WHAT TO DO
Return the count of lines that hold the string "screenshot", with no other words.

Entries from a dataset
__________________________________________________
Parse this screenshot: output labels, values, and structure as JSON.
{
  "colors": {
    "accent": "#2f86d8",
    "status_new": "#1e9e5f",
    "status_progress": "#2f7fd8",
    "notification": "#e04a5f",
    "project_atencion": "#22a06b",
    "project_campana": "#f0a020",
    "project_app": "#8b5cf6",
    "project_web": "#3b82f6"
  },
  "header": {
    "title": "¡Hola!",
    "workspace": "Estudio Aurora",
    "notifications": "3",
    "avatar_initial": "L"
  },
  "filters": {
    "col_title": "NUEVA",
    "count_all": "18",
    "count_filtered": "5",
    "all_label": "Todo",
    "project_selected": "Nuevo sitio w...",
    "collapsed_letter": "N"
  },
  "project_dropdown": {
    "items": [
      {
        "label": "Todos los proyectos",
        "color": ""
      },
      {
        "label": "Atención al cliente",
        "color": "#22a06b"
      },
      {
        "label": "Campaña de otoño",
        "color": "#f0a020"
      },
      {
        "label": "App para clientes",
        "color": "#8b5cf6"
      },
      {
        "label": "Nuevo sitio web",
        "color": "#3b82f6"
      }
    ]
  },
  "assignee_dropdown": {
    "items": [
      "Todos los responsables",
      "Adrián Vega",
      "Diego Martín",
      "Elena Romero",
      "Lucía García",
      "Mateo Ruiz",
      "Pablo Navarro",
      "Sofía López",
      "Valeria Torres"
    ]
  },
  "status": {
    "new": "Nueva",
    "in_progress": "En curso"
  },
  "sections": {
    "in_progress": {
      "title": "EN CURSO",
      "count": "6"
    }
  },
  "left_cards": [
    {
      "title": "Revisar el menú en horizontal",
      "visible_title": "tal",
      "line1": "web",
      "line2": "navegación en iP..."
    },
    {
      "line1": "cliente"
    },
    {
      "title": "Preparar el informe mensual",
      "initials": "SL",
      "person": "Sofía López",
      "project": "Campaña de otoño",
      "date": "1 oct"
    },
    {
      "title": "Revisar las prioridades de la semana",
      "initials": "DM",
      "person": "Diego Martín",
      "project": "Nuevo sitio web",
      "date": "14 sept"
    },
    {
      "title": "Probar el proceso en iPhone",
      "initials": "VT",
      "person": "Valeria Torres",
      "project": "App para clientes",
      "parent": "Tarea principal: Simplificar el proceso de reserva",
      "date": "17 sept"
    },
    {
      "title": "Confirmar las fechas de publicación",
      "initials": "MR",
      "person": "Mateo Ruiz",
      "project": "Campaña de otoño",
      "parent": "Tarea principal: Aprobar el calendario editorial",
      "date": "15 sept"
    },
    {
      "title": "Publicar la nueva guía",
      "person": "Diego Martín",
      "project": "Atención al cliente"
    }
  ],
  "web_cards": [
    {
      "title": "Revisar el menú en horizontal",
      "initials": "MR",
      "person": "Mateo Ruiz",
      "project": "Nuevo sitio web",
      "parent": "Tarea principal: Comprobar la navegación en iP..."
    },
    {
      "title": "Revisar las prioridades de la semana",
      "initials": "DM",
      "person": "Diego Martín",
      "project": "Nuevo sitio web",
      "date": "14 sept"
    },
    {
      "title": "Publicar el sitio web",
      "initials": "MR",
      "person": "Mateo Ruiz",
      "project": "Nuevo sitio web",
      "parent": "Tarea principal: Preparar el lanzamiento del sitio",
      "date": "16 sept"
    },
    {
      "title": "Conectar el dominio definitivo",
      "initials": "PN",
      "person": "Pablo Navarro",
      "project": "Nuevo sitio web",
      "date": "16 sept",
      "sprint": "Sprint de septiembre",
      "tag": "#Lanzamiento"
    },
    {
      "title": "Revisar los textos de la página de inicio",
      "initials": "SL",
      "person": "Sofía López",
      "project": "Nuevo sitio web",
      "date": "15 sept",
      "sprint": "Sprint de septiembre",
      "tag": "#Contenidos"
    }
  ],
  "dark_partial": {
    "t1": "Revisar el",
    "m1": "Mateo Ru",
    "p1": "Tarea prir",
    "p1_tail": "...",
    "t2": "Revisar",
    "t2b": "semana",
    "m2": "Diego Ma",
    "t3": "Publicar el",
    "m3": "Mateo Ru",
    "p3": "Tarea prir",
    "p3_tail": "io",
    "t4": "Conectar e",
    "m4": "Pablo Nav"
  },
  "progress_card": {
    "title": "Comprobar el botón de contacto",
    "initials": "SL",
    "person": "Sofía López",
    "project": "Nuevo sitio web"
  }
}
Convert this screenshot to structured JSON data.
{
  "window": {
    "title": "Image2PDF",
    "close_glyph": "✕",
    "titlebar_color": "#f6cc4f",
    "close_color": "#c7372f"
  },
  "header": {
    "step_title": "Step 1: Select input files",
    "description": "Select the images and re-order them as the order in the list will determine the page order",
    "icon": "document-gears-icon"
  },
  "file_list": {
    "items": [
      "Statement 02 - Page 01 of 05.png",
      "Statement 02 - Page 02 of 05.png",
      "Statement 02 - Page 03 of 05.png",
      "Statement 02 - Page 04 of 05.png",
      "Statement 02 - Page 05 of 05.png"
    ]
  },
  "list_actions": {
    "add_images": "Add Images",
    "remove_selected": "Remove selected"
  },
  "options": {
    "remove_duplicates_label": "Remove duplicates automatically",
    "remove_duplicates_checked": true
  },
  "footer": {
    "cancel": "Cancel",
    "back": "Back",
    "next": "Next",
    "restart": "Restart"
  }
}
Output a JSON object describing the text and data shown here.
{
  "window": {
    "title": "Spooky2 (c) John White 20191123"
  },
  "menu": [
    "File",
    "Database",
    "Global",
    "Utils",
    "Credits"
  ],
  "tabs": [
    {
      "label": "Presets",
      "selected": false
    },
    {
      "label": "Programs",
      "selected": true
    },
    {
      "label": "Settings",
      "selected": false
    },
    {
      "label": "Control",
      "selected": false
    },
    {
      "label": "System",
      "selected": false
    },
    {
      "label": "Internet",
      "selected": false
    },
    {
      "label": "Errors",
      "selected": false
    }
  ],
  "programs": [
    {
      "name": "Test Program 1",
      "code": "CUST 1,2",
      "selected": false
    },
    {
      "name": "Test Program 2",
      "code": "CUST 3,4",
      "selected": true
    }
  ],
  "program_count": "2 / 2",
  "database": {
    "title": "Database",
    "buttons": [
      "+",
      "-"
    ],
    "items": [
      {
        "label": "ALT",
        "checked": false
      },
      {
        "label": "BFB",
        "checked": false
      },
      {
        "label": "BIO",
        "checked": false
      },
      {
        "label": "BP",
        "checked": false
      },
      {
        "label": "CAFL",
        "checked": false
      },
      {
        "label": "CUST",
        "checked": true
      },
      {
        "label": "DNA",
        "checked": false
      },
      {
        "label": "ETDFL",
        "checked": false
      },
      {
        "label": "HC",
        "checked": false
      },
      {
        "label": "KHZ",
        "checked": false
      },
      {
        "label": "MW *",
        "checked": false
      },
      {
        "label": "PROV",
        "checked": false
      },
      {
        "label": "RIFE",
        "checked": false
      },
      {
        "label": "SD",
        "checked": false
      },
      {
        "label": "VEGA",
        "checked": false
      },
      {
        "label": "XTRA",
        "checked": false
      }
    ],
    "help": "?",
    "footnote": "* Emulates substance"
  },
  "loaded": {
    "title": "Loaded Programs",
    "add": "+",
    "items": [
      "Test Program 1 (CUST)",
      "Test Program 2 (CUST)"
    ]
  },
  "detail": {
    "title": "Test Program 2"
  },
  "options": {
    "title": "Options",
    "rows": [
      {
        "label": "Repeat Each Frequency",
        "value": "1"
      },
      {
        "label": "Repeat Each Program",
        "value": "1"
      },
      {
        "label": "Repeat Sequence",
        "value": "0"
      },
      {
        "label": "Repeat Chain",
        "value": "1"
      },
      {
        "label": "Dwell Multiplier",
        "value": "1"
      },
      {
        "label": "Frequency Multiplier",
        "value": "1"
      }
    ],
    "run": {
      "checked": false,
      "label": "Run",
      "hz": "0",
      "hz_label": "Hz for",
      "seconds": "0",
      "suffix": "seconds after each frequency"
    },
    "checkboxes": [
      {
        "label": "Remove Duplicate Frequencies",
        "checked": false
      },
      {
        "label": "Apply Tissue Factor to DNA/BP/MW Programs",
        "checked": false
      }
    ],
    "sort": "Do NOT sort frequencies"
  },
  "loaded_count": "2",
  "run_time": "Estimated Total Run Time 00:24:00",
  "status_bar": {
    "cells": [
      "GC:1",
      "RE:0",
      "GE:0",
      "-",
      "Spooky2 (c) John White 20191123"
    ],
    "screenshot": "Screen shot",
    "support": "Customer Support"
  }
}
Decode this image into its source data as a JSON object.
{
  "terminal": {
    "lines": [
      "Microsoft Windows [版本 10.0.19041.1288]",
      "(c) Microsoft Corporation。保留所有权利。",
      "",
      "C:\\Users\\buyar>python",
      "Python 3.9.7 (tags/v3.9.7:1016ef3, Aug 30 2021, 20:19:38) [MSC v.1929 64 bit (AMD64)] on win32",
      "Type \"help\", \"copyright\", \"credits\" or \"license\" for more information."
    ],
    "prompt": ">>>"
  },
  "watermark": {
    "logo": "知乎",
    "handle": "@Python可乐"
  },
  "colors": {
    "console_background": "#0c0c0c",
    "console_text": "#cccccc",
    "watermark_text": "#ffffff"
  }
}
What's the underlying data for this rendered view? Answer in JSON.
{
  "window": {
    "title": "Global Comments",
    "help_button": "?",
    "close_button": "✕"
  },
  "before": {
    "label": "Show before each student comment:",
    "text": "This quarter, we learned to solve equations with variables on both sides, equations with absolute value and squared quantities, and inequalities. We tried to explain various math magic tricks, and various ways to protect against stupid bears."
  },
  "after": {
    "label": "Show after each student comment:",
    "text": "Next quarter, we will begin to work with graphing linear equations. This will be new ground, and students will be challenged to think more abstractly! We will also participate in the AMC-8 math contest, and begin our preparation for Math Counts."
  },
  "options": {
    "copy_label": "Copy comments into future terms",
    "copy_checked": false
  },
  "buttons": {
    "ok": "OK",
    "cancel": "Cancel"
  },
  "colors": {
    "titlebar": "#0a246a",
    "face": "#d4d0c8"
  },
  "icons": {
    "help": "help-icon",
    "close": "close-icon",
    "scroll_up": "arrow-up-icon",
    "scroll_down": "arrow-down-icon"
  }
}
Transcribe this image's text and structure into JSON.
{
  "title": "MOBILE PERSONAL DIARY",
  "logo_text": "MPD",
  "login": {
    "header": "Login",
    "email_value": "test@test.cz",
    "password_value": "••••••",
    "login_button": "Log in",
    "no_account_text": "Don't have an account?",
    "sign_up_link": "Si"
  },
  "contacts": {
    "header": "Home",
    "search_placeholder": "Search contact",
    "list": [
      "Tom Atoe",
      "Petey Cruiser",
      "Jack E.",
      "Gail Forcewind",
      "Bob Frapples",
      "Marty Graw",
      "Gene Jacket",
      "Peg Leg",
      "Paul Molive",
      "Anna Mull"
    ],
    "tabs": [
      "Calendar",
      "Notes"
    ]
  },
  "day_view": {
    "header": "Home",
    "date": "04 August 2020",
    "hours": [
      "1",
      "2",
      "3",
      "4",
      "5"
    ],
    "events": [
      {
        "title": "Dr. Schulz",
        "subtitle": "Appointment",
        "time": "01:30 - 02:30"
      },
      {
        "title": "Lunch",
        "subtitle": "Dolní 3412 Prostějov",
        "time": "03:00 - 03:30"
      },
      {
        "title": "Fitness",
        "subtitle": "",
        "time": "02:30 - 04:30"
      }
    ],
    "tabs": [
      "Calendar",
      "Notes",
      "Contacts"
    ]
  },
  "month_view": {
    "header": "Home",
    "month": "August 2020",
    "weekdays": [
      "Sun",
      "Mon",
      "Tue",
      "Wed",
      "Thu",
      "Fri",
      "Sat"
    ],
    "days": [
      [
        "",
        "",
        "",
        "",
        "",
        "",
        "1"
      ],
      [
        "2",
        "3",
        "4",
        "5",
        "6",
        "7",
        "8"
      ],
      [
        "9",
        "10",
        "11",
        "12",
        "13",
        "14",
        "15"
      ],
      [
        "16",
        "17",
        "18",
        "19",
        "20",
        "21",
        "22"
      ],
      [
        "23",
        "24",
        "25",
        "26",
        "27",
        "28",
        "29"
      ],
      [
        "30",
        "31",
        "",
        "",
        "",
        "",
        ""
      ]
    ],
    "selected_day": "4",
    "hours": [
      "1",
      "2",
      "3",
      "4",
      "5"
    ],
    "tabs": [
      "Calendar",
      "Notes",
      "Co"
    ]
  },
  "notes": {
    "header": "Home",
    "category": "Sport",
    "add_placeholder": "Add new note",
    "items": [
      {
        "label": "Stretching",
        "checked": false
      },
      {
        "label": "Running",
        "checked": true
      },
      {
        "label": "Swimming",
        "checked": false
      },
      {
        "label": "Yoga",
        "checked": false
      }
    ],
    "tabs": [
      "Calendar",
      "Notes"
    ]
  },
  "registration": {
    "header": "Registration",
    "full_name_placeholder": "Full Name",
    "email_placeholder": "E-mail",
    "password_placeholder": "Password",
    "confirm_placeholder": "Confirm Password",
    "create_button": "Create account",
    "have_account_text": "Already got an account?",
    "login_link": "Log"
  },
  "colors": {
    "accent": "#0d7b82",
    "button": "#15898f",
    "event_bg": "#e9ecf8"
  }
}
__________________________________________________
EXERCISE SOLUTION
3